▸ **Written exercise**
Set the listing down unchanged, minus every embedded image.

▸ **The data**
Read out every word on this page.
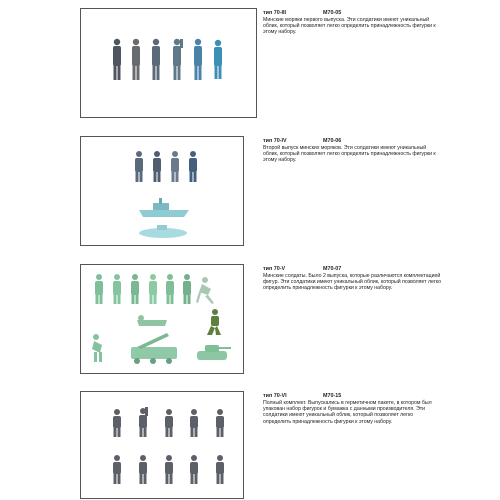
тип 70-III	M70-05
Минские моряки первого выпуска. Эти солдатики имеют уникальный облик, который позволяет легко определить принадлежность фигурки к этому набору.
тип 70-IV	M70-06
Второй выпуск минских моряков. Эти солдатики имеют уникальный облик, который позволяет легко определить принадлежность фигурки к этому набору.
тип 70-V	M70-07
Минские солдаты. Было 2 выпуска, которые различаются комплектацией фигур. Эти солдатики имеют уникальный облик, который позволяет легко определить принадлежность фигурки к этому набору.
тип 70-VI	M70-15
Полный комплект. Выпускались в герметичном пакете, в котором был упакован набор фигурок и бумажка с данными производителя. Эти солдатики имеют уникальный облик, который позволяет легко определить принадлежность фигурки к этому набору.
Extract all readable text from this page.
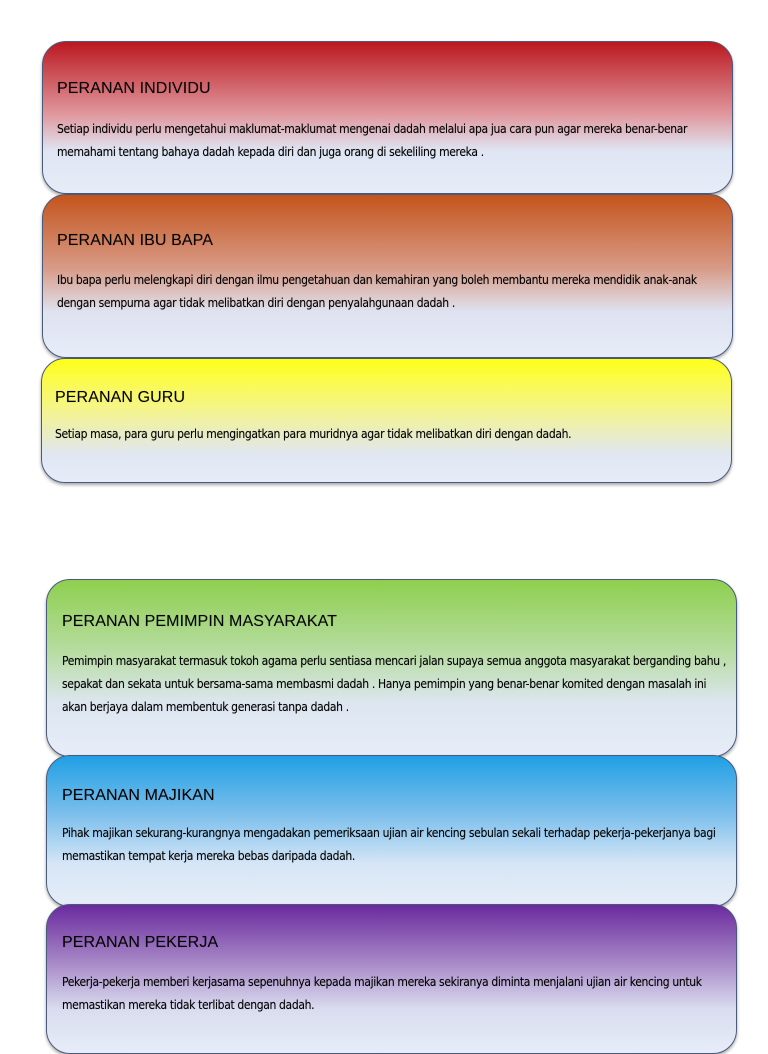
PERANAN INDIVIDU

Setiap individu perlu mengetahui maklumat-maklumat mengenai dadah melalui apa jua cara pun agar mereka benar-benar memahami tentang bahaya dadah kepada diri dan juga orang di sekeliling mereka .

PERANAN IBU BAPA

Ibu bapa perlu melengkapi diri dengan ilmu pengetahuan dan kemahiran yang boleh membantu mereka mendidik anak-anak dengan sempurna agar tidak melibatkan diri dengan penyalahgunaan dadah .

PERANAN GURU

Setiap masa, para guru perlu mengingatkan para muridnya agar tidak melibatkan diri dengan dadah.

PERANAN PEMIMPIN MASYARAKAT

Pemimpin masyarakat termasuk tokoh agama perlu sentiasa mencari jalan supaya semua anggota masyarakat berganding bahu , sepakat dan sekata untuk bersama-sama membasmi dadah . Hanya pemimpin yang benar-benar komited dengan masalah ini akan berjaya dalam membentuk generasi tanpa dadah .

PERANAN MAJIKAN

Pihak majikan sekurang-kurangnya mengadakan pemeriksaan ujian air kencing sebulan sekali terhadap pekerja-pekerjanya bagi memastikan tempat kerja mereka bebas daripada dadah.

PERANAN PEKERJA

Pekerja-pekerja memberi kerjasama sepenuhnya kepada majikan mereka sekiranya diminta menjalani ujian air kencing untuk memastikan mereka tidak terlibat dengan dadah.
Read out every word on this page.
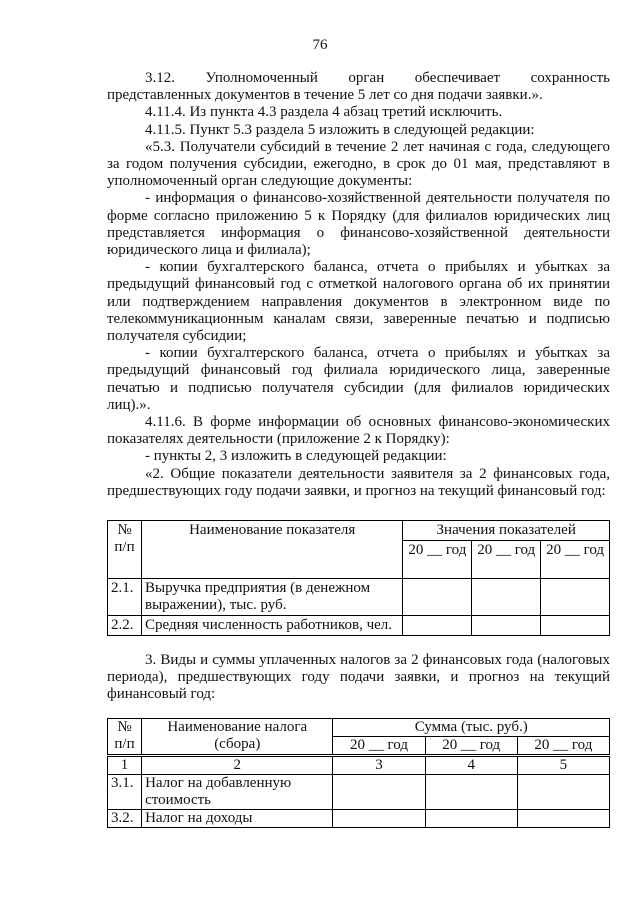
76

3.12. Уполномоченный орган обеспечивает сохранность представленных документов в течение 5 лет со дня подачи заявки.».

4.11.4. Из пункта 4.3 раздела 4 абзац третий исключить.

4.11.5. Пункт 5.3 раздела 5 изложить в следующей редакции:

«5.3. Получатели субсидий в течение 2 лет начиная с года, следующего за годом получения субсидии, ежегодно, в срок до 01 мая, представляют в уполномоченный орган следующие документы:

- информация о финансово-хозяйственной деятельности получателя по форме согласно приложению 5 к Порядку (для филиалов юридических лиц представляется информация о финансово-хозяйственной деятельности юридического лица и филиала);

- копии бухгалтерского баланса, отчета о прибылях и убытках за предыдущий финансовый год с отметкой налогового органа об их принятии или подтверждением направления документов в электронном виде по телекоммуникационным каналам связи, заверенные печатью и подписью получателя субсидии;

- копии бухгалтерского баланса, отчета о прибылях и убытках за предыдущий финансовый год филиала юридического лица, заверенные печатью и подписью получателя субсидии (для филиалов юридических лиц).».

4.11.6. В форме информации об основных финансово-экономических показателях деятельности (приложение 2 к Порядку):

- пункты 2, 3 изложить в следующей редакции:

«2. Общие показатели деятельности заявителя за 2 финансовых года, предшествующих году подачи заявки, и прогноз на текущий финансовый год:

№ п/п	Наименование показателя	Значения показателей		
		20 __ год	20 __ год	20 __ год
2.1.	Выручка предприятия (в денежном выражении), тыс. руб.			
2.2.	Средняя численность работников, чел.			

3. Виды и суммы уплаченных налогов за 2 финансовых года (налоговых периода), предшествующих году подачи заявки, и прогноз на текущий финансовый год:

№ п/п	Наименование налога (сбора)	Сумма (тыс. руб.)		
		20 __ год	20 __ год	20 __ год
1	2	3	4	5
3.1.	Налог на добавленную стоимость			
3.2.	Налог на доходы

▸ **The result**
Read out every word on this page.
тип 70-III	M70-05
Минские моряки первого выпуска. Эти солдатики имеют уникальный облик, который позволяет легко определить принадлежность фигурки к этому набору.
тип 70-IV	M70-06
Второй выпуск минских моряков. Эти солдатики имеют уникальный облик, который позволяет легко определить принадлежность фигурки к этому набору.
тип 70-V	M70-07
Минские солдаты. Было 2 выпуска, которые различаются комплектацией фигур. Эти солдатики имеют уникальный облик, который позволяет легко определить принадлежность фигурки к этому набору.
тип 70-VI	M70-15
Полный комплект. Выпускались в герметичном пакете, в котором был упакован набор фигурок и бумажка с данными производителя. Эти солдатики имеют уникальный облик, который позволяет легко определить принадлежность фигурки к этому набору.
Extract all readable text from this page.
PERANAN INDIVIDU

Setiap individu perlu mengetahui maklumat-maklumat mengenai dadah melalui apa jua cara pun agar mereka benar-benar memahami tentang bahaya dadah kepada diri dan juga orang di sekeliling mereka .

PERANAN IBU BAPA

Ibu bapa perlu melengkapi diri dengan ilmu pengetahuan dan kemahiran yang boleh membantu mereka mendidik anak-anak dengan sempurna agar tidak melibatkan diri dengan penyalahgunaan dadah .

PERANAN GURU

Setiap masa, para guru perlu mengingatkan para muridnya agar tidak melibatkan diri dengan dadah.

PERANAN PEMIMPIN MASYARAKAT

Pemimpin masyarakat termasuk tokoh agama perlu sentiasa mencari jalan supaya semua anggota masyarakat berganding bahu , sepakat dan sekata untuk bersama-sama membasmi dadah . Hanya pemimpin yang benar-benar komited dengan masalah ini akan berjaya dalam membentuk generasi tanpa dadah .

PERANAN MAJIKAN

Pihak majikan sekurang-kurangnya mengadakan pemeriksaan ujian air kencing sebulan sekali terhadap pekerja-pekerjanya bagi memastikan tempat kerja mereka bebas daripada dadah.

PERANAN PEKERJA

Pekerja-pekerja memberi kerjasama sepenuhnya kepada majikan mereka sekiranya diminta menjalani ujian air kencing untuk memastikan mereka tidak terlibat dengan dadah.
Read out every word on this page.
76

3.12. Уполномоченный орган обеспечивает сохранность представленных документов в течение 5 лет со дня подачи заявки.».

4.11.4. Из пункта 4.3 раздела 4 абзац третий исключить.

4.11.5. Пункт 5.3 раздела 5 изложить в следующей редакции:

«5.3. Получатели субсидий в течение 2 лет начиная с года, следующего за годом получения субсидии, ежегодно, в срок до 01 мая, представляют в уполномоченный орган следующие документы:

- информация о финансово-хозяйственной деятельности получателя по форме согласно приложению 5 к Порядку (для филиалов юридических лиц представляется информация о финансово-хозяйственной деятельности юридического лица и филиала);

- копии бухгалтерского баланса, отчета о прибылях и убытках за предыдущий финансовый год с отметкой налогового органа об их принятии или подтверждением направления документов в электронном виде по телекоммуникационным каналам связи, заверенные печатью и подписью получателя субсидии;

- копии бухгалтерского баланса, отчета о прибылях и убытках за предыдущий финансовый год филиала юридического лица, заверенные печатью и подписью получателя субсидии (для филиалов юридических лиц).».

4.11.6. В форме информации об основных финансово-экономических показателях деятельности (приложение 2 к Порядку):

- пункты 2, 3 изложить в следующей редакции:

«2. Общие показатели деятельности заявителя за 2 финансовых года, предшествующих году подачи заявки, и прогноз на текущий финансовый год:

№ п/п	Наименование показателя	Значения показателей		
		20 __ год	20 __ год	20 __ год
2.1.	Выручка предприятия (в денежном выражении), тыс. руб.			
2.2.	Средняя численность работников, чел.			

3. Виды и суммы уплаченных налогов за 2 финансовых года (налоговых периода), предшествующих году подачи заявки, и прогноз на текущий финансовый год:

№ п/п	Наименование налога (сбора)	Сумма (тыс. руб.)		
		20 __ год	20 __ год	20 __ год
1	2	3	4	5
3.1.	Налог на добавленную стоимость			
3.2.	Налог на доходы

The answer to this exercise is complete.